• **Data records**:
━━━━

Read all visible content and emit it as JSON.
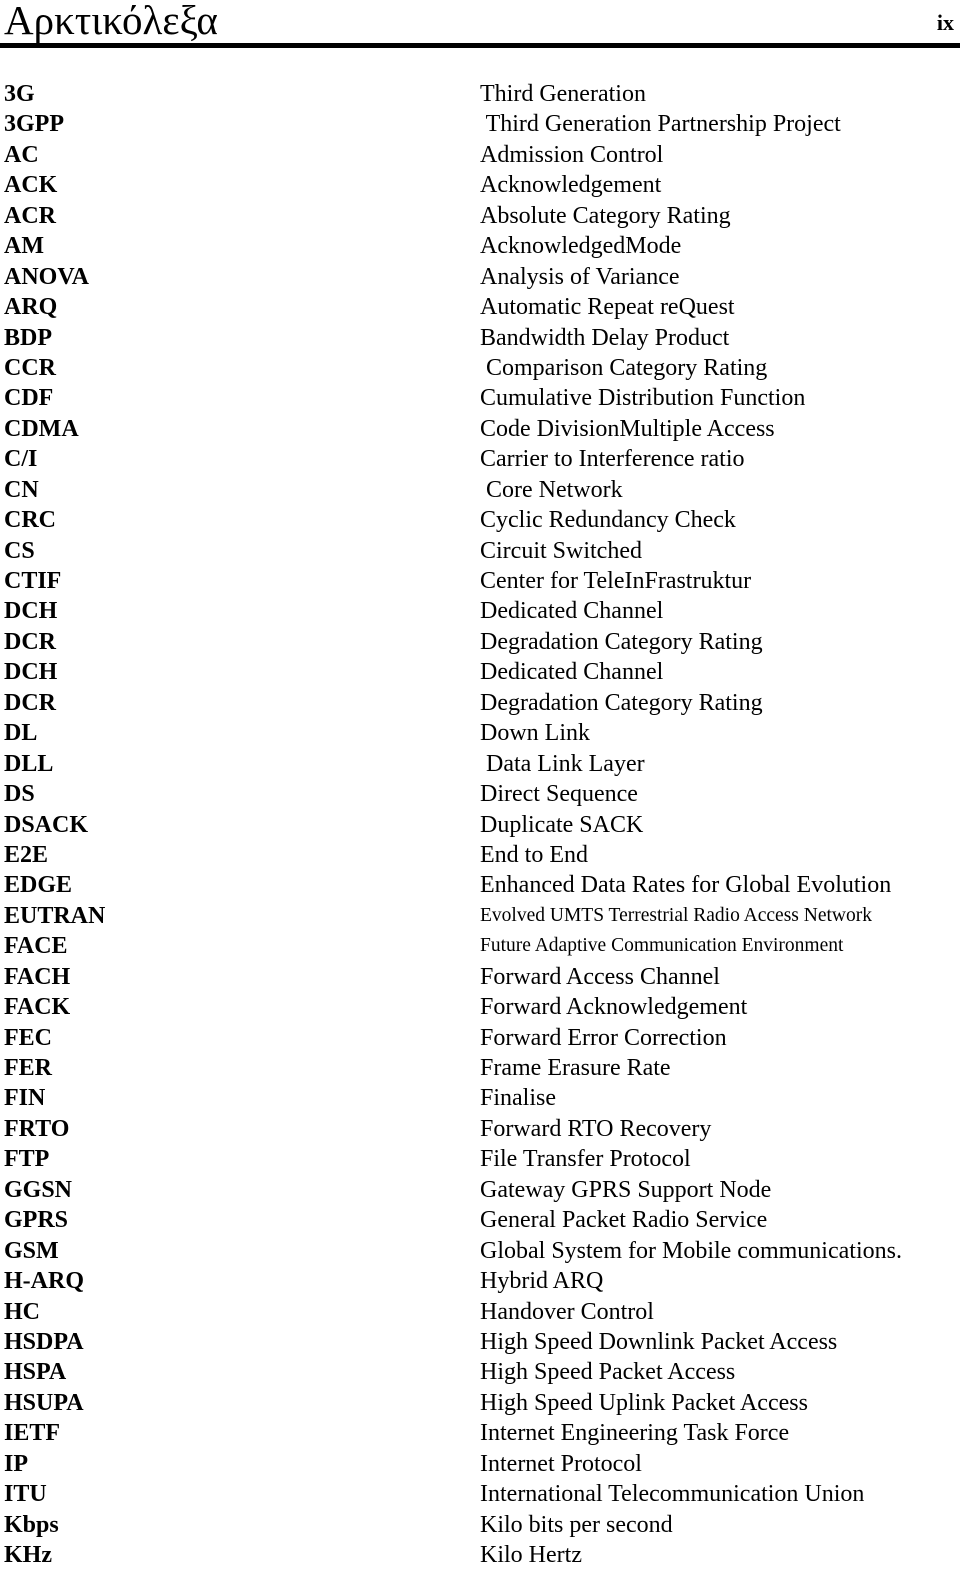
{
  "header": {
    "title": "Αρκτικόλεξα",
    "page_number": "ix"
  },
  "glossary": [
    {
      "abbr": "3G",
      "definition": "Third Generation"
    },
    {
      "abbr": "3GPP",
      "definition": " Third Generation Partnership Project"
    },
    {
      "abbr": "AC",
      "definition": "Admission Control"
    },
    {
      "abbr": "ACK",
      "definition": "Acknowledgement"
    },
    {
      "abbr": "ACR",
      "definition": "Absolute Category Rating"
    },
    {
      "abbr": "AM",
      "definition": "AcknowledgedMode"
    },
    {
      "abbr": "ANOVA",
      "definition": "Analysis of Variance"
    },
    {
      "abbr": "ARQ",
      "definition": "Automatic Repeat reQuest"
    },
    {
      "abbr": "BDP",
      "definition": "Bandwidth Delay Product"
    },
    {
      "abbr": "CCR",
      "definition": " Comparison Category Rating"
    },
    {
      "abbr": "CDF",
      "definition": "Cumulative Distribution Function"
    },
    {
      "abbr": "CDMA",
      "definition": "Code DivisionMultiple Access"
    },
    {
      "abbr": "C/I",
      "definition": "Carrier to Interference ratio"
    },
    {
      "abbr": "CN",
      "definition": " Core Network"
    },
    {
      "abbr": "CRC",
      "definition": "Cyclic Redundancy Check"
    },
    {
      "abbr": "CS",
      "definition": "Circuit Switched"
    },
    {
      "abbr": "CTIF",
      "definition": "Center for TeleInFrastruktur"
    },
    {
      "abbr": "DCH",
      "definition": "Dedicated Channel"
    },
    {
      "abbr": "DCR",
      "definition": "Degradation Category Rating"
    },
    {
      "abbr": "DCH",
      "definition": "Dedicated Channel"
    },
    {
      "abbr": "DCR",
      "definition": "Degradation Category Rating"
    },
    {
      "abbr": "DL",
      "definition": "Down Link"
    },
    {
      "abbr": "DLL",
      "definition": " Data Link Layer"
    },
    {
      "abbr": "DS",
      "definition": "Direct Sequence"
    },
    {
      "abbr": "DSACK",
      "definition": "Duplicate SACK"
    },
    {
      "abbr": "E2E",
      "definition": "End to End"
    },
    {
      "abbr": "EDGE",
      "definition": "Enhanced Data Rates for Global Evolution"
    },
    {
      "abbr": "EUTRAN",
      "definition": "Evolved UMTS Terrestrial Radio Access Network",
      "small": true
    },
    {
      "abbr": "FACE",
      "definition": "Future Adaptive Communication Environment",
      "small": true
    },
    {
      "abbr": "FACH",
      "definition": "Forward Access Channel"
    },
    {
      "abbr": "FACK",
      "definition": "Forward Acknowledgement"
    },
    {
      "abbr": "FEC",
      "definition": "Forward Error Correction"
    },
    {
      "abbr": "FER",
      "definition": "Frame Erasure Rate"
    },
    {
      "abbr": "FIN",
      "definition": "Finalise"
    },
    {
      "abbr": "FRTO",
      "definition": "Forward RTO Recovery"
    },
    {
      "abbr": "FTP",
      "definition": "File Transfer Protocol"
    },
    {
      "abbr": "GGSN",
      "definition": "Gateway GPRS Support Node"
    },
    {
      "abbr": "GPRS",
      "definition": "General Packet Radio Service"
    },
    {
      "abbr": "GSM",
      "definition": "Global System for Mobile communications."
    },
    {
      "abbr": "H-ARQ",
      "definition": "Hybrid ARQ"
    },
    {
      "abbr": "HC",
      "definition": "Handover Control"
    },
    {
      "abbr": "HSDPA",
      "definition": "High Speed Downlink Packet Access"
    },
    {
      "abbr": "HSPA",
      "definition": "High Speed Packet Access"
    },
    {
      "abbr": "HSUPA",
      "definition": "High Speed Uplink Packet Access"
    },
    {
      "abbr": "IETF",
      "definition": "Internet Engineering Task Force"
    },
    {
      "abbr": "IP",
      "definition": "Internet Protocol"
    },
    {
      "abbr": "ITU",
      "definition": "International Telecommunication Union"
    },
    {
      "abbr": "Kbps",
      "definition": "Kilo bits per second"
    },
    {
      "abbr": "KHz",
      "definition": "Kilo Hertz"
    }
  ]
}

━━━━

• **Challenge**: State how many lines in the records above contain the word "Packet", and give only that number.

• **Solution to this problem**: 4